■ **INSTRUCTION**:
Your task is to repeat the entries exactly. Leave the pictures out.

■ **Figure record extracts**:

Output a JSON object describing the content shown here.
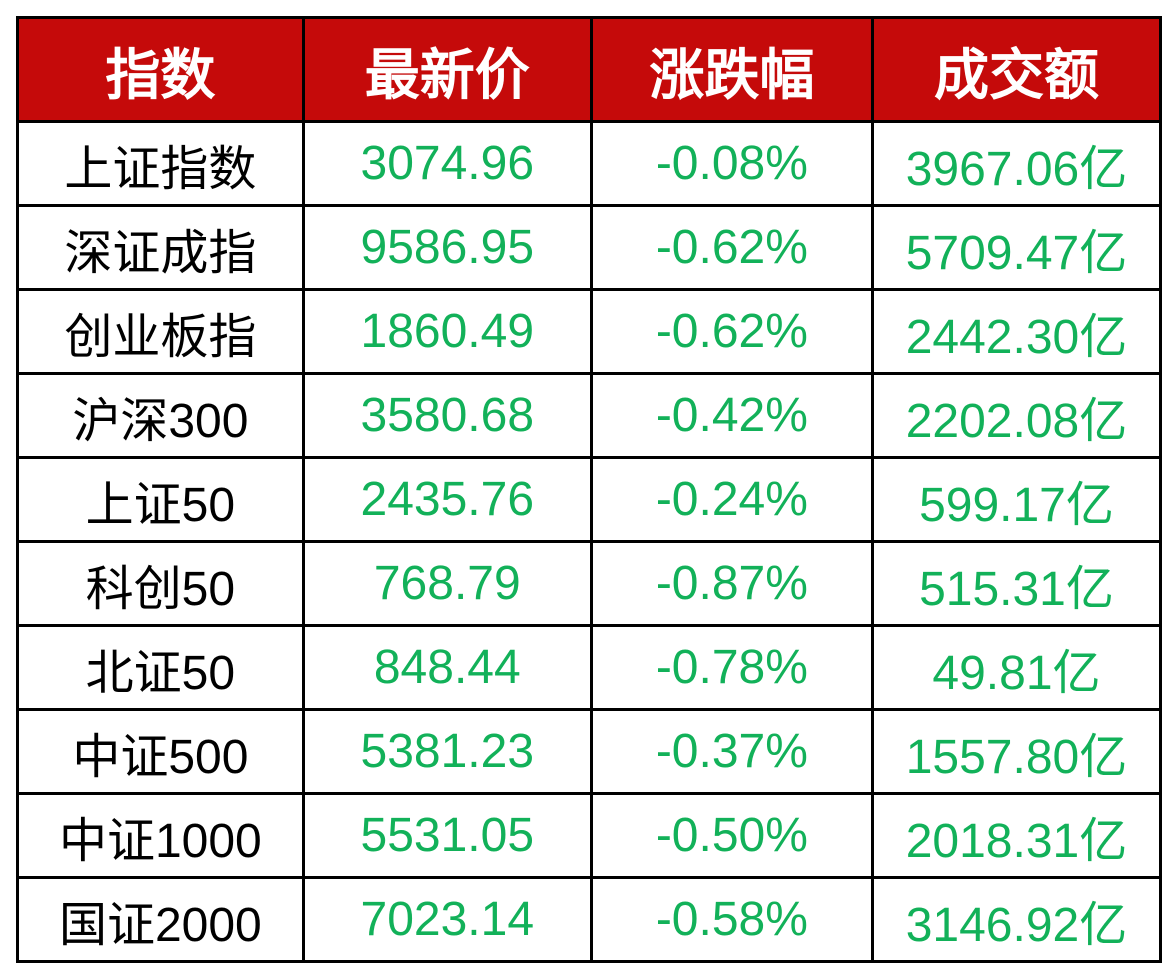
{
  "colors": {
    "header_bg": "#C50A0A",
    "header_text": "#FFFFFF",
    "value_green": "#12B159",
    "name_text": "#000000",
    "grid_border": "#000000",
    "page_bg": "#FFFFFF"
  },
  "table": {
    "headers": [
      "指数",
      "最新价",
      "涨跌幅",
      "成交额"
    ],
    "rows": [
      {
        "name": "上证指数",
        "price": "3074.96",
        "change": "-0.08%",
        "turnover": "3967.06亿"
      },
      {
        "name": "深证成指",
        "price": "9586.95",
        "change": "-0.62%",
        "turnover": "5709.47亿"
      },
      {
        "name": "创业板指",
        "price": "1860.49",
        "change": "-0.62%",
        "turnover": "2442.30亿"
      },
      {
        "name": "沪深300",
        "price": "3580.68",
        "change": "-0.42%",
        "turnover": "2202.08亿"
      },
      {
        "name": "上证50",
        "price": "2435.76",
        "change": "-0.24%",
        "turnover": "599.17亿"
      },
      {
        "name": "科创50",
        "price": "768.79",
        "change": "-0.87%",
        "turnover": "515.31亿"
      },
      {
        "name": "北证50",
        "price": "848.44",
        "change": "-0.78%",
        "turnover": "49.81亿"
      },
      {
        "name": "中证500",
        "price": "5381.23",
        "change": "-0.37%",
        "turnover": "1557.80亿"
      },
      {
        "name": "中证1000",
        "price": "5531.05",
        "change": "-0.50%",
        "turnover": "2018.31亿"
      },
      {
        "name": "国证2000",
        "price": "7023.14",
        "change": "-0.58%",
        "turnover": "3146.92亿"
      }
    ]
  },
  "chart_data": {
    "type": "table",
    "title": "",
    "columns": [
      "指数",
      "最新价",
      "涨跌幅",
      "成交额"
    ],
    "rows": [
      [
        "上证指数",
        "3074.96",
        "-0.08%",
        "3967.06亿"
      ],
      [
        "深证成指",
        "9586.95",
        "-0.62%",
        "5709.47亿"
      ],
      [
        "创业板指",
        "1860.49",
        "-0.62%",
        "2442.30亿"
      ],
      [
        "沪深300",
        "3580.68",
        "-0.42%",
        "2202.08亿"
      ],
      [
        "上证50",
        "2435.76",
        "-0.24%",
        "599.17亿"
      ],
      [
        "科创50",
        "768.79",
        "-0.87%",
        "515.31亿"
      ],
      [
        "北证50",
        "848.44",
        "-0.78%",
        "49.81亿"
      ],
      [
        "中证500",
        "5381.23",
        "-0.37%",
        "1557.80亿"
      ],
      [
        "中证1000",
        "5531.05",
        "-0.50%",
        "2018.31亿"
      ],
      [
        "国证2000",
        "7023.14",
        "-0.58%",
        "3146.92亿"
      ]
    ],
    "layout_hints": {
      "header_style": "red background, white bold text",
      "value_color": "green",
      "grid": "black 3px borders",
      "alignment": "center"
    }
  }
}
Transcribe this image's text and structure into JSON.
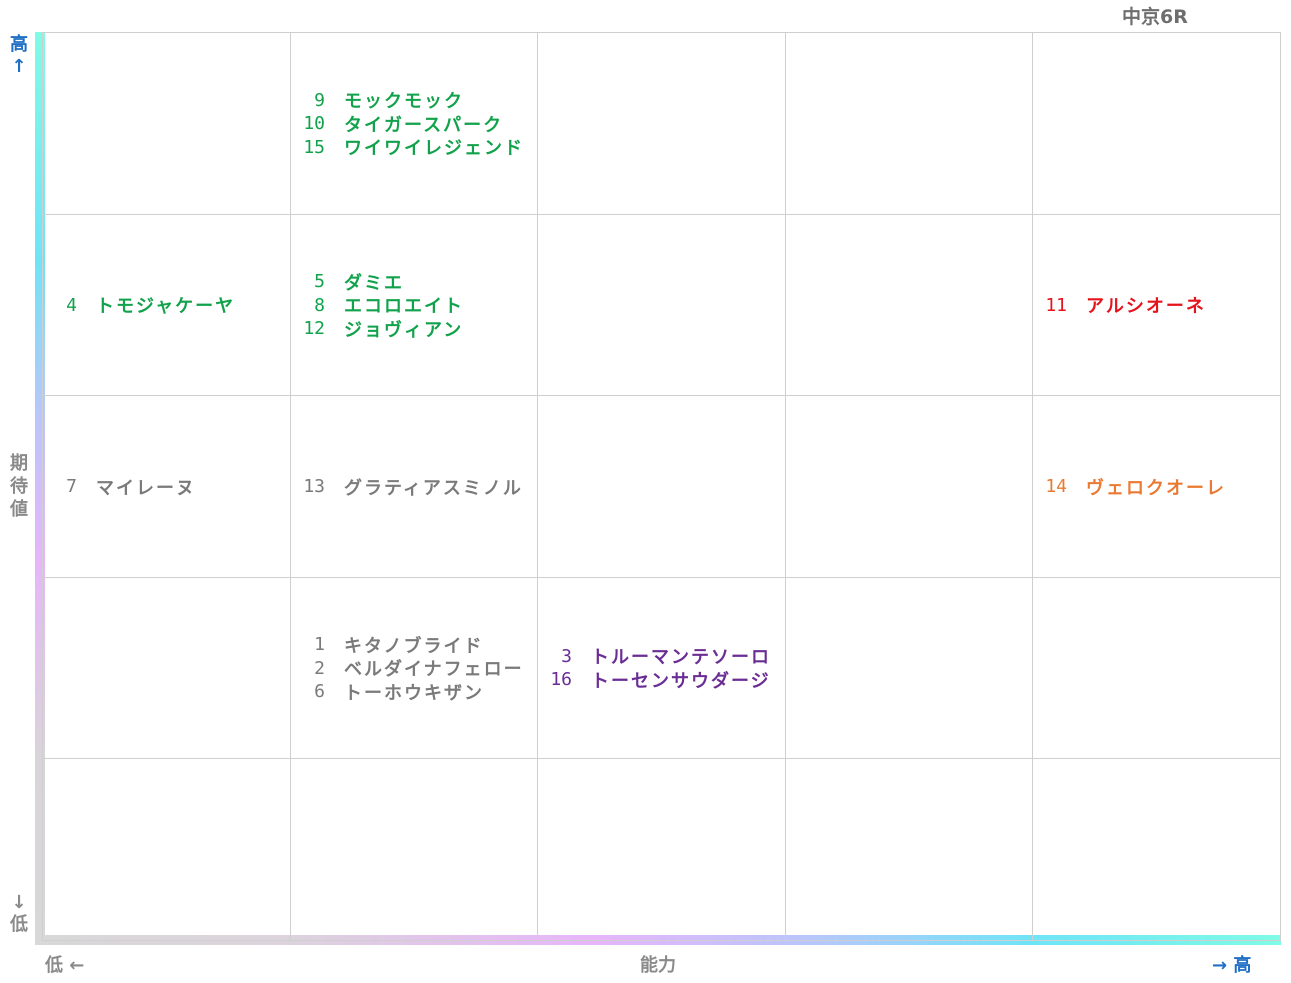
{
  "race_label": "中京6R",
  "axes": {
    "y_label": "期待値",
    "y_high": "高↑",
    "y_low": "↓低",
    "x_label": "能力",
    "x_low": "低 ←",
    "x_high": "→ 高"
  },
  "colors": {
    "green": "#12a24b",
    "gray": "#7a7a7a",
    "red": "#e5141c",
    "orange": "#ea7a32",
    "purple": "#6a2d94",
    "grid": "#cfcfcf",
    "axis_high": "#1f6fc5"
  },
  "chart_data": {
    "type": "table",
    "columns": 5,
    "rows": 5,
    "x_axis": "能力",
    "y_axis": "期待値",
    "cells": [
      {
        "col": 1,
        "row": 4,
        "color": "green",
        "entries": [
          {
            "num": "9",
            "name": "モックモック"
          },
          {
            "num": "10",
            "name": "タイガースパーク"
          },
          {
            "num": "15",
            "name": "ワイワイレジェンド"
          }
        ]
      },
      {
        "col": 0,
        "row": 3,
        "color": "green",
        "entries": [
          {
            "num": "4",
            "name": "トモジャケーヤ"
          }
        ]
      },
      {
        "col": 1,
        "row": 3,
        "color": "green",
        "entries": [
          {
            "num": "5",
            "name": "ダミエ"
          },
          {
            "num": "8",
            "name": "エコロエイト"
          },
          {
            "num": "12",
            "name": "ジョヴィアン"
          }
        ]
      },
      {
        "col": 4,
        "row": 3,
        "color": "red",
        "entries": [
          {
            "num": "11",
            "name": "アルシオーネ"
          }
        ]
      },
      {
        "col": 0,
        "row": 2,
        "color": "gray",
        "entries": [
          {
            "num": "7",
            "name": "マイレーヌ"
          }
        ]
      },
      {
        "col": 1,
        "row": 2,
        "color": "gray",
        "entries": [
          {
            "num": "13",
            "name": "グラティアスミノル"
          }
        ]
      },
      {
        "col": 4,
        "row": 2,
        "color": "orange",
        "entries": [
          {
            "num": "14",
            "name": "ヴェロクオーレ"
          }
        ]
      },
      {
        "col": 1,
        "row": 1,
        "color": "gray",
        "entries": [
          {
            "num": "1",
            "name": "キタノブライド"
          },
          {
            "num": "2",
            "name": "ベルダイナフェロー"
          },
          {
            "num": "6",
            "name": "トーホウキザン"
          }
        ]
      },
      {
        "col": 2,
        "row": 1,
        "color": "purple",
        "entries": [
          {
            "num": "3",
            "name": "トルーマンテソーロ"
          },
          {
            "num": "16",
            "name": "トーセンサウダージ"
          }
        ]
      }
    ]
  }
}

■ **ANSWER**:
Output a JSON object describing the content shown here.
{
  "colors": {
    "header_bg": "#C50A0A",
    "header_text": "#FFFFFF",
    "value_green": "#12B159",
    "name_text": "#000000",
    "grid_border": "#000000",
    "page_bg": "#FFFFFF"
  },
  "table": {
    "headers": [
      "指数",
      "最新价",
      "涨跌幅",
      "成交额"
    ],
    "rows": [
      {
        "name": "上证指数",
        "price": "3074.96",
        "change": "-0.08%",
        "turnover": "3967.06亿"
      },
      {
        "name": "深证成指",
        "price": "9586.95",
        "change": "-0.62%",
        "turnover": "5709.47亿"
      },
      {
        "name": "创业板指",
        "price": "1860.49",
        "change": "-0.62%",
        "turnover": "2442.30亿"
      },
      {
        "name": "沪深300",
        "price": "3580.68",
        "change": "-0.42%",
        "turnover": "2202.08亿"
      },
      {
        "name": "上证50",
        "price": "2435.76",
        "change": "-0.24%",
        "turnover": "599.17亿"
      },
      {
        "name": "科创50",
        "price": "768.79",
        "change": "-0.87%",
        "turnover": "515.31亿"
      },
      {
        "name": "北证50",
        "price": "848.44",
        "change": "-0.78%",
        "turnover": "49.81亿"
      },
      {
        "name": "中证500",
        "price": "5381.23",
        "change": "-0.37%",
        "turnover": "1557.80亿"
      },
      {
        "name": "中证1000",
        "price": "5531.05",
        "change": "-0.50%",
        "turnover": "2018.31亿"
      },
      {
        "name": "国证2000",
        "price": "7023.14",
        "change": "-0.58%",
        "turnover": "3146.92亿"
      }
    ]
  },
  "chart_data": {
    "type": "table",
    "title": "",
    "columns": [
      "指数",
      "最新价",
      "涨跌幅",
      "成交额"
    ],
    "rows": [
      [
        "上证指数",
        "3074.96",
        "-0.08%",
        "3967.06亿"
      ],
      [
        "深证成指",
        "9586.95",
        "-0.62%",
        "5709.47亿"
      ],
      [
        "创业板指",
        "1860.49",
        "-0.62%",
        "2442.30亿"
      ],
      [
        "沪深300",
        "3580.68",
        "-0.42%",
        "2202.08亿"
      ],
      [
        "上证50",
        "2435.76",
        "-0.24%",
        "599.17亿"
      ],
      [
        "科创50",
        "768.79",
        "-0.87%",
        "515.31亿"
      ],
      [
        "北证50",
        "848.44",
        "-0.78%",
        "49.81亿"
      ],
      [
        "中证500",
        "5381.23",
        "-0.37%",
        "1557.80亿"
      ],
      [
        "中证1000",
        "5531.05",
        "-0.50%",
        "2018.31亿"
      ],
      [
        "国证2000",
        "7023.14",
        "-0.58%",
        "3146.92亿"
      ]
    ],
    "layout_hints": {
      "header_style": "red background, white bold text",
      "value_color": "green",
      "grid": "black 3px borders",
      "alignment": "center"
    }
  }
}
Transcribe this image's text and structure into JSON.
{
  "race_label": "中京6R",
  "axes": {
    "y_label": "期待値",
    "y_high": "高↑",
    "y_low": "↓低",
    "x_label": "能力",
    "x_low": "低 ←",
    "x_high": "→ 高"
  },
  "colors": {
    "green": "#12a24b",
    "gray": "#7a7a7a",
    "red": "#e5141c",
    "orange": "#ea7a32",
    "purple": "#6a2d94",
    "grid": "#cfcfcf",
    "axis_high": "#1f6fc5"
  },
  "chart_data": {
    "type": "table",
    "columns": 5,
    "rows": 5,
    "x_axis": "能力",
    "y_axis": "期待値",
    "cells": [
      {
        "col": 1,
        "row": 4,
        "color": "green",
        "entries": [
          {
            "num": "9",
            "name": "モックモック"
          },
          {
            "num": "10",
            "name": "タイガースパーク"
          },
          {
            "num": "15",
            "name": "ワイワイレジェンド"
          }
        ]
      },
      {
        "col": 0,
        "row": 3,
        "color": "green",
        "entries": [
          {
            "num": "4",
            "name": "トモジャケーヤ"
          }
        ]
      },
      {
        "col": 1,
        "row": 3,
        "color": "green",
        "entries": [
          {
            "num": "5",
            "name": "ダミエ"
          },
          {
            "num": "8",
            "name": "エコロエイト"
          },
          {
            "num": "12",
            "name": "ジョヴィアン"
          }
        ]
      },
      {
        "col": 4,
        "row": 3,
        "color": "red",
        "entries": [
          {
            "num": "11",
            "name": "アルシオーネ"
          }
        ]
      },
      {
        "col": 0,
        "row": 2,
        "color": "gray",
        "entries": [
          {
            "num": "7",
            "name": "マイレーヌ"
          }
        ]
      },
      {
        "col": 1,
        "row": 2,
        "color": "gray",
        "entries": [
          {
            "num": "13",
            "name": "グラティアスミノル"
          }
        ]
      },
      {
        "col": 4,
        "row": 2,
        "color": "orange",
        "entries": [
          {
            "num": "14",
            "name": "ヴェロクオーレ"
          }
        ]
      },
      {
        "col": 1,
        "row": 1,
        "color": "gray",
        "entries": [
          {
            "num": "1",
            "name": "キタノブライド"
          },
          {
            "num": "2",
            "name": "ベルダイナフェロー"
          },
          {
            "num": "6",
            "name": "トーホウキザン"
          }
        ]
      },
      {
        "col": 2,
        "row": 1,
        "color": "purple",
        "entries": [
          {
            "num": "3",
            "name": "トルーマンテソーロ"
          },
          {
            "num": "16",
            "name": "トーセンサウダージ"
          }
        ]
      }
    ]
  }
}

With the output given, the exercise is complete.